- Aim:
Every record should be written out exactly, please.
[start]
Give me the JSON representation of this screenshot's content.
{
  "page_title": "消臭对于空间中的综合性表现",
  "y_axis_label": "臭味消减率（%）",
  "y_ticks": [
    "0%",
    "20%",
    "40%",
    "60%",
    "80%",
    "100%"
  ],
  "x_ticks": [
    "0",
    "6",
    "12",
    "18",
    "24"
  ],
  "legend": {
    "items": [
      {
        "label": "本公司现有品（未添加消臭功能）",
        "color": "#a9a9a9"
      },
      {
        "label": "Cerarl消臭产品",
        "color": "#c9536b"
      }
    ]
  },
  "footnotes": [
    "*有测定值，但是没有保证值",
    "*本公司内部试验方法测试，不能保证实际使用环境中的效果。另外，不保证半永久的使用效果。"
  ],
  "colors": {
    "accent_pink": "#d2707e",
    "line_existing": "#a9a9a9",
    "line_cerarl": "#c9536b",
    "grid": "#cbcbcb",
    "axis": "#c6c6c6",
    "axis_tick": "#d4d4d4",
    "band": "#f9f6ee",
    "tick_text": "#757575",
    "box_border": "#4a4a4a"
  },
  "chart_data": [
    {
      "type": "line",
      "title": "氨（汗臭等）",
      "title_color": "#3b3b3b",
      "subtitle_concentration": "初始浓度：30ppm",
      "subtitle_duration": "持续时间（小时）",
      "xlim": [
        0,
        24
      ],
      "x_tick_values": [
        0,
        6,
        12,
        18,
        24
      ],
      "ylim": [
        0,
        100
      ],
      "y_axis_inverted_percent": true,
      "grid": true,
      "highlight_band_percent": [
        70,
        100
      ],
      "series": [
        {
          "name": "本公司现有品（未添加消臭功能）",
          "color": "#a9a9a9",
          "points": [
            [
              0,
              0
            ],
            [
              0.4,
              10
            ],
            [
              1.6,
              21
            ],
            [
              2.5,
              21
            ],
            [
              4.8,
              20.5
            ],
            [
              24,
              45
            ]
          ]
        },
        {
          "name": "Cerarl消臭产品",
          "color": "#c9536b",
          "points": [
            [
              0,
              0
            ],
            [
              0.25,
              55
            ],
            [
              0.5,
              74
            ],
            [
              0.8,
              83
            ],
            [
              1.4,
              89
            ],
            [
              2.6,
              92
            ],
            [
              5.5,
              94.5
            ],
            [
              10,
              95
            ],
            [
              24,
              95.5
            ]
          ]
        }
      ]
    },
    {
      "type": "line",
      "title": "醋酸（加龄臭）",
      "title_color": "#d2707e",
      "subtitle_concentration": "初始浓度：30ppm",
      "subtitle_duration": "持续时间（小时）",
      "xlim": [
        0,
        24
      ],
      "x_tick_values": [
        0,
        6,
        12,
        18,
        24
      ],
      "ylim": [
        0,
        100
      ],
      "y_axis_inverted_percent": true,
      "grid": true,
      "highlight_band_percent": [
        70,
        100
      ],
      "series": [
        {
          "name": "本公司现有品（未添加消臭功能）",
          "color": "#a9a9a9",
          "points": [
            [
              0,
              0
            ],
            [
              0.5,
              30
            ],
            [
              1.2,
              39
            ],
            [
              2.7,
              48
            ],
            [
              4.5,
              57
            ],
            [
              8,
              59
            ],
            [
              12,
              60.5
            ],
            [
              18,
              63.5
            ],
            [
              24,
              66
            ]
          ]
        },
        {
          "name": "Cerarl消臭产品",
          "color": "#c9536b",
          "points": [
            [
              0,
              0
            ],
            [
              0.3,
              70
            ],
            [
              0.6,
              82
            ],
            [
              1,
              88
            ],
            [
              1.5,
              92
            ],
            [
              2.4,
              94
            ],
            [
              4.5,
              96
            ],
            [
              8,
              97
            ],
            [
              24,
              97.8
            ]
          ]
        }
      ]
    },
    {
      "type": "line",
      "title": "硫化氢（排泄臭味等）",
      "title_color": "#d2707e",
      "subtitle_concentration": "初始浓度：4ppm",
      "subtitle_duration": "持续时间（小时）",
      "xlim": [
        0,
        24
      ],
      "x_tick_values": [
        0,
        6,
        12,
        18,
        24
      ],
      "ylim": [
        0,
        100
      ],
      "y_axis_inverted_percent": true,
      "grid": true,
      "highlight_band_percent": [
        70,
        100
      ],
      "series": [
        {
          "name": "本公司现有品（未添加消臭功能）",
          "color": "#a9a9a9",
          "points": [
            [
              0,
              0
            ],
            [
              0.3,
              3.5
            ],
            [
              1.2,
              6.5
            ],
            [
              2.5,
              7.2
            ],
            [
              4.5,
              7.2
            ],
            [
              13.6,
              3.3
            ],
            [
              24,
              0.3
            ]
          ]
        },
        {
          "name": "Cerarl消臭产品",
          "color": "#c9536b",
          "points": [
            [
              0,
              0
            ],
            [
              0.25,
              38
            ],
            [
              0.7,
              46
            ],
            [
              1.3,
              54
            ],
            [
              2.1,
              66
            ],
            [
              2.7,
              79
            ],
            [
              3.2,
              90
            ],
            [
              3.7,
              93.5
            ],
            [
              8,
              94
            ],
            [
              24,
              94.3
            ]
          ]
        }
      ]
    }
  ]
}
[end]
- Reply to the task:
Give me the JSON representation of this screenshot's content.
{
  "page_title": "消臭对于空间中的综合性表现",
  "y_axis_label": "臭味消减率（%）",
  "y_ticks": [
    "0%",
    "20%",
    "40%",
    "60%",
    "80%",
    "100%"
  ],
  "x_ticks": [
    "0",
    "6",
    "12",
    "18",
    "24"
  ],
  "legend": {
    "items": [
      {
        "label": "本公司现有品（未添加消臭功能）",
        "color": "#a9a9a9"
      },
      {
        "label": "Cerarl消臭产品",
        "color": "#c9536b"
      }
    ]
  },
  "footnotes": [
    "*有测定值，但是没有保证值",
    "*本公司内部试验方法测试，不能保证实际使用环境中的效果。另外，不保证半永久的使用效果。"
  ],
  "colors": {
    "accent_pink": "#d2707e",
    "line_existing": "#a9a9a9",
    "line_cerarl": "#c9536b",
    "grid": "#cbcbcb",
    "axis": "#c6c6c6",
    "axis_tick": "#d4d4d4",
    "band": "#f9f6ee",
    "tick_text": "#757575",
    "box_border": "#4a4a4a"
  },
  "chart_data": [
    {
      "type": "line",
      "title": "氨（汗臭等）",
      "title_color": "#3b3b3b",
      "subtitle_concentration": "初始浓度：30ppm",
      "subtitle_duration": "持续时间（小时）",
      "xlim": [
        0,
        24
      ],
      "x_tick_values": [
        0,
        6,
        12,
        18,
        24
      ],
      "ylim": [
        0,
        100
      ],
      "y_axis_inverted_percent": true,
      "grid": true,
      "highlight_band_percent": [
        70,
        100
      ],
      "series": [
        {
          "name": "本公司现有品（未添加消臭功能）",
          "color": "#a9a9a9",
          "points": [
            [
              0,
              0
            ],
            [
              0.4,
              10
            ],
            [
              1.6,
              21
            ],
            [
              2.5,
              21
            ],
            [
              4.8,
              20.5
            ],
            [
              24,
              45
            ]
          ]
        },
        {
          "name": "Cerarl消臭产品",
          "color": "#c9536b",
          "points": [
            [
              0,
              0
            ],
            [
              0.25,
              55
            ],
            [
              0.5,
              74
            ],
            [
              0.8,
              83
            ],
            [
              1.4,
              89
            ],
            [
              2.6,
              92
            ],
            [
              5.5,
              94.5
            ],
            [
              10,
              95
            ],
            [
              24,
              95.5
            ]
          ]
        }
      ]
    },
    {
      "type": "line",
      "title": "醋酸（加龄臭）",
      "title_color": "#d2707e",
      "subtitle_concentration": "初始浓度：30ppm",
      "subtitle_duration": "持续时间（小时）",
      "xlim": [
        0,
        24
      ],
      "x_tick_values": [
        0,
        6,
        12,
        18,
        24
      ],
      "ylim": [
        0,
        100
      ],
      "y_axis_inverted_percent": true,
      "grid": true,
      "highlight_band_percent": [
        70,
        100
      ],
      "series": [
        {
          "name": "本公司现有品（未添加消臭功能）",
          "color": "#a9a9a9",
          "points": [
            [
              0,
              0
            ],
            [
              0.5,
              30
            ],
            [
              1.2,
              39
            ],
            [
              2.7,
              48
            ],
            [
              4.5,
              57
            ],
            [
              8,
              59
            ],
            [
              12,
              60.5
            ],
            [
              18,
              63.5
            ],
            [
              24,
              66
            ]
          ]
        },
        {
          "name": "Cerarl消臭产品",
          "color": "#c9536b",
          "points": [
            [
              0,
              0
            ],
            [
              0.3,
              70
            ],
            [
              0.6,
              82
            ],
            [
              1,
              88
            ],
            [
              1.5,
              92
            ],
            [
              2.4,
              94
            ],
            [
              4.5,
              96
            ],
            [
              8,
              97
            ],
            [
              24,
              97.8
            ]
          ]
        }
      ]
    },
    {
      "type": "line",
      "title": "硫化氢（排泄臭味等）",
      "title_color": "#d2707e",
      "subtitle_concentration": "初始浓度：4ppm",
      "subtitle_duration": "持续时间（小时）",
      "xlim": [
        0,
        24
      ],
      "x_tick_values": [
        0,
        6,
        12,
        18,
        24
      ],
      "ylim": [
        0,
        100
      ],
      "y_axis_inverted_percent": true,
      "grid": true,
      "highlight_band_percent": [
        70,
        100
      ],
      "series": [
        {
          "name": "本公司现有品（未添加消臭功能）",
          "color": "#a9a9a9",
          "points": [
            [
              0,
              0
            ],
            [
              0.3,
              3.5
            ],
            [
              1.2,
              6.5
            ],
            [
              2.5,
              7.2
            ],
            [
              4.5,
              7.2
            ],
            [
              13.6,
              3.3
            ],
            [
              24,
              0.3
            ]
          ]
        },
        {
          "name": "Cerarl消臭产品",
          "color": "#c9536b",
          "points": [
            [
              0,
              0
            ],
            [
              0.25,
              38
            ],
            [
              0.7,
              46
            ],
            [
              1.3,
              54
            ],
            [
              2.1,
              66
            ],
            [
              2.7,
              79
            ],
            [
              3.2,
              90
            ],
            [
              3.7,
              93.5
            ],
            [
              8,
              94
            ],
            [
              24,
              94.3
            ]
          ]
        }
      ]
    }
  ]
}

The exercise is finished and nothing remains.